# What to do:
Gather the lines below that include the string "image", copying each in full.

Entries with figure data
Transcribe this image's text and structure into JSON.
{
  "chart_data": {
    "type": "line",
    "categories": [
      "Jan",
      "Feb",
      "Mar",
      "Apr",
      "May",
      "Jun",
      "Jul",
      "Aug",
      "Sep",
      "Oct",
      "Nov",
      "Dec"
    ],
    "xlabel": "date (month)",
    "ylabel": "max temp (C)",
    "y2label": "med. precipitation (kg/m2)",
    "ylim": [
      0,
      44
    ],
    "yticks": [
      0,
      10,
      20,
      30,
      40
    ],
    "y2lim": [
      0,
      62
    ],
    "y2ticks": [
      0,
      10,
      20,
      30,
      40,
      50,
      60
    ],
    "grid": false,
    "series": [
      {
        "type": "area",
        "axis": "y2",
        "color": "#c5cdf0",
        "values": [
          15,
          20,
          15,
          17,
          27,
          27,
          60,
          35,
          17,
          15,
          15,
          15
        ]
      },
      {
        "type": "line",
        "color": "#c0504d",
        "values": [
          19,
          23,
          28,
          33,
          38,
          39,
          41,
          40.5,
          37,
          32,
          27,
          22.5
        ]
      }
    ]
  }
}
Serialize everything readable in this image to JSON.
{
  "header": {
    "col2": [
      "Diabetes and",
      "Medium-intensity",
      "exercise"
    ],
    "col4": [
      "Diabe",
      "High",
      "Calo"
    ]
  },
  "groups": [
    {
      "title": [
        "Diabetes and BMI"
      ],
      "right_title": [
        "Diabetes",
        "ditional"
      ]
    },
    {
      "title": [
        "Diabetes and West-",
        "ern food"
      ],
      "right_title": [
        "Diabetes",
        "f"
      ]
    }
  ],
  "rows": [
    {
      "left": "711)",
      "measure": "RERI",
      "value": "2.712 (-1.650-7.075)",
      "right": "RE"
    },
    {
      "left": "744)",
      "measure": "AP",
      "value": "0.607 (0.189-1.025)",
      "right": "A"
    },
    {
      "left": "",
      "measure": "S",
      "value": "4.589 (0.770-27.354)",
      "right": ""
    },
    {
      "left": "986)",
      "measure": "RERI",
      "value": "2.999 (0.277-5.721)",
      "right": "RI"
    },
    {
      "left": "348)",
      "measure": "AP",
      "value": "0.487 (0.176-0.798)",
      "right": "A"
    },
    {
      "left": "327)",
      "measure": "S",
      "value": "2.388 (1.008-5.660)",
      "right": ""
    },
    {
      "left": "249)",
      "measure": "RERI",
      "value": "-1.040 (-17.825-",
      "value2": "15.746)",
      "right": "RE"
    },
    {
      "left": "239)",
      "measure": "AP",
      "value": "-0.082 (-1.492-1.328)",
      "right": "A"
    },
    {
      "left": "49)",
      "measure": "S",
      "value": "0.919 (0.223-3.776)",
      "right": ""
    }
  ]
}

...

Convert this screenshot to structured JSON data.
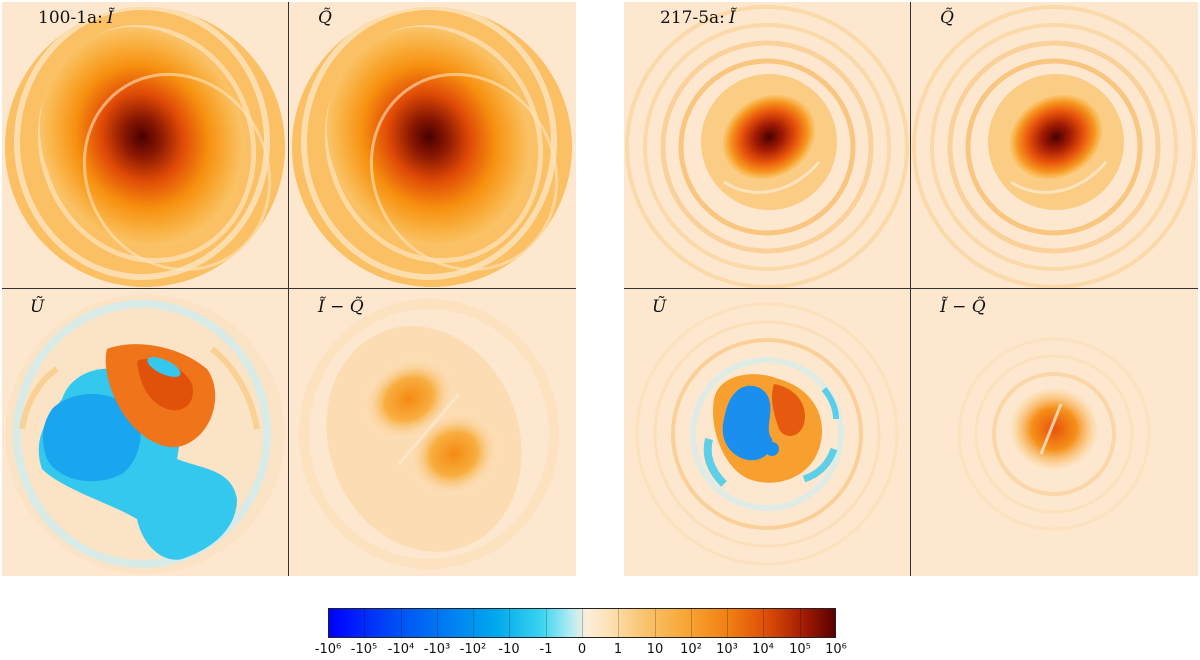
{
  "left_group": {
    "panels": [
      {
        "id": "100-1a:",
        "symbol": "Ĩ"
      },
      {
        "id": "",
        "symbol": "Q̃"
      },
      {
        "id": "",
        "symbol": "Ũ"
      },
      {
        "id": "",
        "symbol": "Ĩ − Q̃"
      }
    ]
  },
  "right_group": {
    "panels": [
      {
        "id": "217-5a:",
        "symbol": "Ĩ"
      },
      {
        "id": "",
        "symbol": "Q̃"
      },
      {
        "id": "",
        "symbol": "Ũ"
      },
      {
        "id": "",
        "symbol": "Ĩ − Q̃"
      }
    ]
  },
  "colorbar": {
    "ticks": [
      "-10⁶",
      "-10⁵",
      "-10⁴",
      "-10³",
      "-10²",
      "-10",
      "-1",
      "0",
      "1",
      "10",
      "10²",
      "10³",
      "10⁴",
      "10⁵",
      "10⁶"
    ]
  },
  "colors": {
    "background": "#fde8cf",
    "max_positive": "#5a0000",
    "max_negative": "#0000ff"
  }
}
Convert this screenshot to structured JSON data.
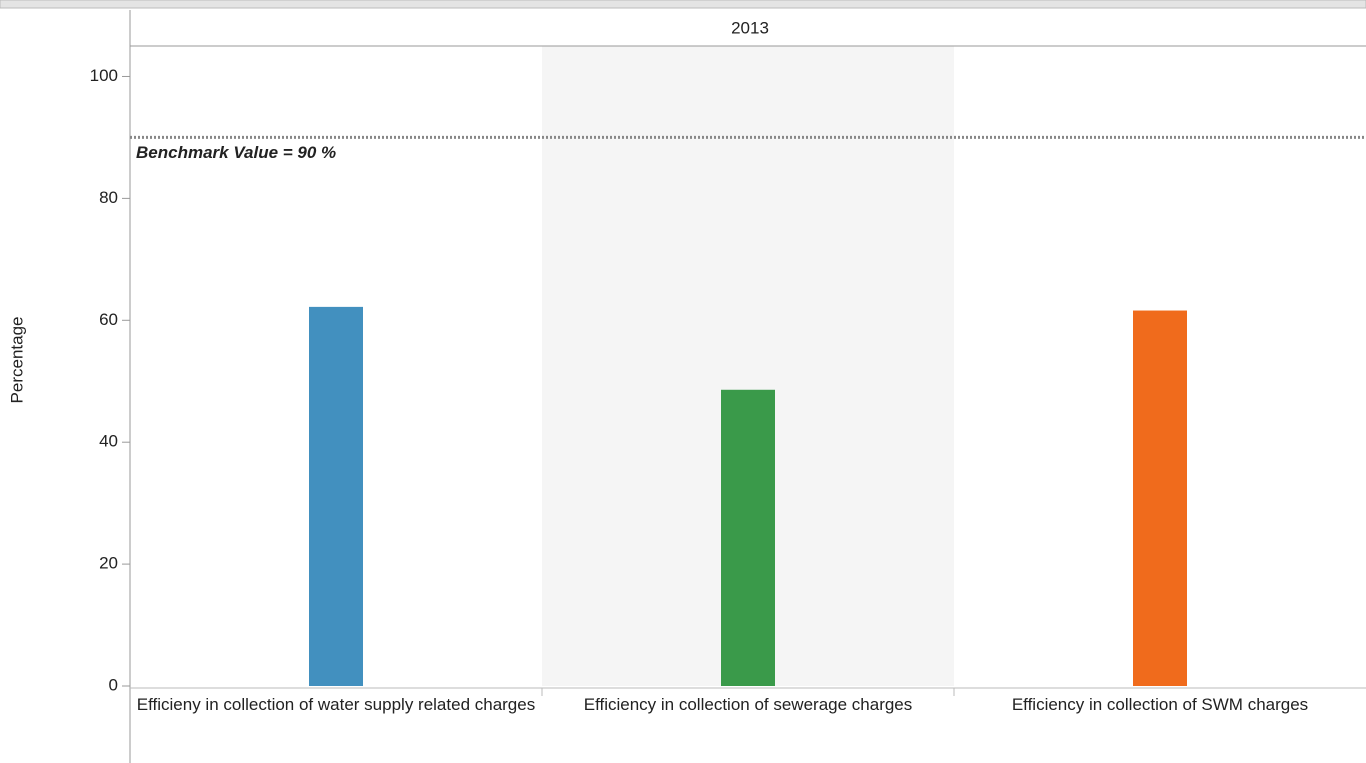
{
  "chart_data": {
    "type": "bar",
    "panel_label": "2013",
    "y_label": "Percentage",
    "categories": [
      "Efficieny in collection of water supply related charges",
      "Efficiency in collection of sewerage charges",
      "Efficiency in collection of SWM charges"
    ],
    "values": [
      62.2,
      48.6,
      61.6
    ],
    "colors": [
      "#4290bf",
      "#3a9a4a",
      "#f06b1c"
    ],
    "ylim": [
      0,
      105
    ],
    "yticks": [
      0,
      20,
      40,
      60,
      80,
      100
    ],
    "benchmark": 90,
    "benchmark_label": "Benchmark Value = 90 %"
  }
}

# Expected answer:
Transcribe this image's text and structure into JSON.
Serialize everything readable in this image to JSON.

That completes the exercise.